* [Exercise goal] Go through the entries below and collect each line with the string "River" in it.

* [Stored items from a collection]

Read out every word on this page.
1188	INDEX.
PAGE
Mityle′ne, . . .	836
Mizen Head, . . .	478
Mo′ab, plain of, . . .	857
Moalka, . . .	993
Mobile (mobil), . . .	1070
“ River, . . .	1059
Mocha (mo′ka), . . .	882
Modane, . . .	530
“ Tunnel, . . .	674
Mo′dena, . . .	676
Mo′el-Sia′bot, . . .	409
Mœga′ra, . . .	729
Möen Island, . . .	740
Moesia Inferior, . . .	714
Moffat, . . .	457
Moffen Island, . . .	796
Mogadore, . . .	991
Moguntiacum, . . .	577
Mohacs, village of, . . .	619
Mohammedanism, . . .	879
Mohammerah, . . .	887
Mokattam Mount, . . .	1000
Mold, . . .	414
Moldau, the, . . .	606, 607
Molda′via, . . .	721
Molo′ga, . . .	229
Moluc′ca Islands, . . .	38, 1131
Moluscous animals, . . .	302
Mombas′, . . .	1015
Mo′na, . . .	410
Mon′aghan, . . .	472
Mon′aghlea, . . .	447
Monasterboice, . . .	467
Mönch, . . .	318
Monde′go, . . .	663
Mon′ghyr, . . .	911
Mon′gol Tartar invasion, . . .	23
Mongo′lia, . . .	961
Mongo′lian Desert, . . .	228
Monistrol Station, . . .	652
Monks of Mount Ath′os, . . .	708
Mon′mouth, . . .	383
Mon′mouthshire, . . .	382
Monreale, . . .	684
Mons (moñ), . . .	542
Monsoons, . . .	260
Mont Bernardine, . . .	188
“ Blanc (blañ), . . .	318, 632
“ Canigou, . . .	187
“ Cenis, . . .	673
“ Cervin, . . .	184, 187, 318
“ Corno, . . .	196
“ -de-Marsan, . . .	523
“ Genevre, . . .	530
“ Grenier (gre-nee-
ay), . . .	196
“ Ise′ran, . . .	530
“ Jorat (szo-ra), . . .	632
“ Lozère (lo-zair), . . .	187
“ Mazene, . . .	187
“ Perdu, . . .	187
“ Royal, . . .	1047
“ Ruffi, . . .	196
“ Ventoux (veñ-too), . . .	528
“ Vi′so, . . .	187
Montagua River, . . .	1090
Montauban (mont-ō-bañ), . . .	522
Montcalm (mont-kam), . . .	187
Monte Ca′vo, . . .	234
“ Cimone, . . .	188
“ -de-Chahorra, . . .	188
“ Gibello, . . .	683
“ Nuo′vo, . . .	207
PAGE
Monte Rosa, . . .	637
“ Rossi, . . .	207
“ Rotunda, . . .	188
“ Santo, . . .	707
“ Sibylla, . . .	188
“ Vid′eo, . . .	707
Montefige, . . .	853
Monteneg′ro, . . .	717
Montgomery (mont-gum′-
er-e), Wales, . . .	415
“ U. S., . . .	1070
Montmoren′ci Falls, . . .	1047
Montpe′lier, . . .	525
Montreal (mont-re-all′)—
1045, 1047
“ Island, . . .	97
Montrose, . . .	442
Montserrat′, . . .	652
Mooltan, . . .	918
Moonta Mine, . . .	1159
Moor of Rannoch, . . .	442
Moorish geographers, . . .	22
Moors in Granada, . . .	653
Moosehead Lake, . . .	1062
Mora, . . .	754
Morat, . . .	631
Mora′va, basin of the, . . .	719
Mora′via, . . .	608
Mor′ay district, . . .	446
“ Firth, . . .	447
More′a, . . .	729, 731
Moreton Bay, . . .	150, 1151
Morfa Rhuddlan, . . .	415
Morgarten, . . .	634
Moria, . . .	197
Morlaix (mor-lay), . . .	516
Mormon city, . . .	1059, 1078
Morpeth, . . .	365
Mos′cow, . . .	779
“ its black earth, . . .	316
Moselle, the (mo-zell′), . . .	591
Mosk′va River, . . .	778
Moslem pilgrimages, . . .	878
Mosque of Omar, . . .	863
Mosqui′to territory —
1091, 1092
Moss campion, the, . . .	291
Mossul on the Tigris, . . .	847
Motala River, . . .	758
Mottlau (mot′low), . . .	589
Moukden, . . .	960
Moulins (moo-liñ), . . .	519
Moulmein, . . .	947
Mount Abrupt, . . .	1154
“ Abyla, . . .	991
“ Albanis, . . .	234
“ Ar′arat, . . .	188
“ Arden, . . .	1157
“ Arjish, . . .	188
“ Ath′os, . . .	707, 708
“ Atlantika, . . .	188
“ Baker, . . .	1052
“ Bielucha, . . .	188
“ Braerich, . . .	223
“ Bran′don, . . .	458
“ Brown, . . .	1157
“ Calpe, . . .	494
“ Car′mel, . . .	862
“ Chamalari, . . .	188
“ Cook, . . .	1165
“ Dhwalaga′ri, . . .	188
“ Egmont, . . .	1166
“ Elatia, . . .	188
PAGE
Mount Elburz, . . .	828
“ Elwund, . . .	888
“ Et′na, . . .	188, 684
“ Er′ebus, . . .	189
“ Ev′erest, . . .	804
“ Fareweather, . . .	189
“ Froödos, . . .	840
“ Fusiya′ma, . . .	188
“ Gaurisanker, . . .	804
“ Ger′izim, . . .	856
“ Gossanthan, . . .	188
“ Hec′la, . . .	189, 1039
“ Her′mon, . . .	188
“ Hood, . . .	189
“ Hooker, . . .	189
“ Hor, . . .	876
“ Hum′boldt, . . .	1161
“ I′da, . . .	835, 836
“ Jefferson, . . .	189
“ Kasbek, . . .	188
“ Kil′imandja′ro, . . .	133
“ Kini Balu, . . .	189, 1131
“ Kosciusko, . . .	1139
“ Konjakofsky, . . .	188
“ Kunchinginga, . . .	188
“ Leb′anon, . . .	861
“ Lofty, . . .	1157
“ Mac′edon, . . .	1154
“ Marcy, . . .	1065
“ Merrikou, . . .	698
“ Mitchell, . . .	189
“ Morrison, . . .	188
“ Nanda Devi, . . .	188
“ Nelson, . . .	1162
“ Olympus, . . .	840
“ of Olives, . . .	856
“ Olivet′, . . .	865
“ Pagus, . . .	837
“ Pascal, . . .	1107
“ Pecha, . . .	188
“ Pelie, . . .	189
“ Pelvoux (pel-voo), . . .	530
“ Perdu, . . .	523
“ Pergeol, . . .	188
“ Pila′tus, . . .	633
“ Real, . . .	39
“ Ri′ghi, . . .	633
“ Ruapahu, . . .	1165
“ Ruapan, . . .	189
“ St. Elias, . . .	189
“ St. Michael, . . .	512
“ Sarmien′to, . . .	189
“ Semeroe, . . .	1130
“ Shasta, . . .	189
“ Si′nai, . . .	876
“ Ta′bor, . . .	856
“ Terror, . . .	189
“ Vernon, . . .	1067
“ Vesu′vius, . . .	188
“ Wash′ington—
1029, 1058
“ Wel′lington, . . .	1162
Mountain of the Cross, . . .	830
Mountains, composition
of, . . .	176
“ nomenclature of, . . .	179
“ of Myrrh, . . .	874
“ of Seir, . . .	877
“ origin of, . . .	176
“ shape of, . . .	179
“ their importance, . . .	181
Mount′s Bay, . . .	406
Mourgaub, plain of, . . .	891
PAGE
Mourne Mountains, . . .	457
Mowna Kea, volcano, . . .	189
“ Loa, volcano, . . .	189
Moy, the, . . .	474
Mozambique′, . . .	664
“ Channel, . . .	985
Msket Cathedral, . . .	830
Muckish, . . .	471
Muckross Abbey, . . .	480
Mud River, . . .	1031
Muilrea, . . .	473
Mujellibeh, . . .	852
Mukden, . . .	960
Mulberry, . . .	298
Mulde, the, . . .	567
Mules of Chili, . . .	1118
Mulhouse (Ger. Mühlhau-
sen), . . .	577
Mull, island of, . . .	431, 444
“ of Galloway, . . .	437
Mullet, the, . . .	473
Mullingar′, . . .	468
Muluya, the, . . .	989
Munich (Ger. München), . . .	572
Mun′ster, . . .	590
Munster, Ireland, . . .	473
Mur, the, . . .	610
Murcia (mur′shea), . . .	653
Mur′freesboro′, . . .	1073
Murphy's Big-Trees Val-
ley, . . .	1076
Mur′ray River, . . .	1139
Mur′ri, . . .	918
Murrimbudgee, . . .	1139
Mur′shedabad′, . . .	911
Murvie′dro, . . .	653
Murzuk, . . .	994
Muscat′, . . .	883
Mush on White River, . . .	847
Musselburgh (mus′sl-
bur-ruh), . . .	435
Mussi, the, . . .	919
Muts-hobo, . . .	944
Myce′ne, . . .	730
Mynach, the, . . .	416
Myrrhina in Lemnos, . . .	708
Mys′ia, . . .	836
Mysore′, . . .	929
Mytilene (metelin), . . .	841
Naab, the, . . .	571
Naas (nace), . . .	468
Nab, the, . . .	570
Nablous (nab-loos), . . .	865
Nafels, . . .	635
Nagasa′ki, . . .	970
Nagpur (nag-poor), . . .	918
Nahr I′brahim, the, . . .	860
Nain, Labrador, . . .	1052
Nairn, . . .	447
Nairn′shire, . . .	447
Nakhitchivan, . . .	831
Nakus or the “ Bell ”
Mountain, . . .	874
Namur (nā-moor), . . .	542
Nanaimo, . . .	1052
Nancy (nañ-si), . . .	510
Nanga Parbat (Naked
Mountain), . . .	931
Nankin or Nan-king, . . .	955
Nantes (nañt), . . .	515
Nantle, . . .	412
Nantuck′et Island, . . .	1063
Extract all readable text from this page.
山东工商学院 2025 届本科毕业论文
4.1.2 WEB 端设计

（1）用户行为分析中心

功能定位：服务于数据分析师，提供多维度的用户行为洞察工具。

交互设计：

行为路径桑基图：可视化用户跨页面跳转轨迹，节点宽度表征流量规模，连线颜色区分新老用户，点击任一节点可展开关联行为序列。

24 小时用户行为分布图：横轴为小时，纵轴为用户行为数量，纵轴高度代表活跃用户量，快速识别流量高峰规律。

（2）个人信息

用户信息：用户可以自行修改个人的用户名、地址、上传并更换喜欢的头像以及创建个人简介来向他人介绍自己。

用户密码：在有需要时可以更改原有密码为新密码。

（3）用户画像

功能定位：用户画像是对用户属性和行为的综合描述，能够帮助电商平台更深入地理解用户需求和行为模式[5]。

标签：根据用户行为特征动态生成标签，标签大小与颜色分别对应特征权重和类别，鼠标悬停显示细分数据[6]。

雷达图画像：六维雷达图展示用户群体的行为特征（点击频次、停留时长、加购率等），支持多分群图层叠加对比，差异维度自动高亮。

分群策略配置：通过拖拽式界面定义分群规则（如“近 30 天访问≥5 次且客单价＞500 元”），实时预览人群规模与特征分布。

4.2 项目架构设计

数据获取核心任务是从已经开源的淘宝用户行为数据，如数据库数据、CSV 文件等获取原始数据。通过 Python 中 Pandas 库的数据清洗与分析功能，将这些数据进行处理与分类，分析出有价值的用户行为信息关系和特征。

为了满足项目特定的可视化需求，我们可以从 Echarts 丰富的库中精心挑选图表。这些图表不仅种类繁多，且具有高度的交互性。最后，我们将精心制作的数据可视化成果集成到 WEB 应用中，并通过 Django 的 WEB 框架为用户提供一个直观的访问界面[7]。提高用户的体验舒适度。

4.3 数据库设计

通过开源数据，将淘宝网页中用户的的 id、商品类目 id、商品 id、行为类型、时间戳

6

* [The completed task]
“ River, . . .	1059
Montagua River, . . .	1090
Mosk′va River, . . .	778
Motala River, . . .	758
Mud River, . . .	1031
Mur′ray River, . . .	1139
Mush on White River, . . .	847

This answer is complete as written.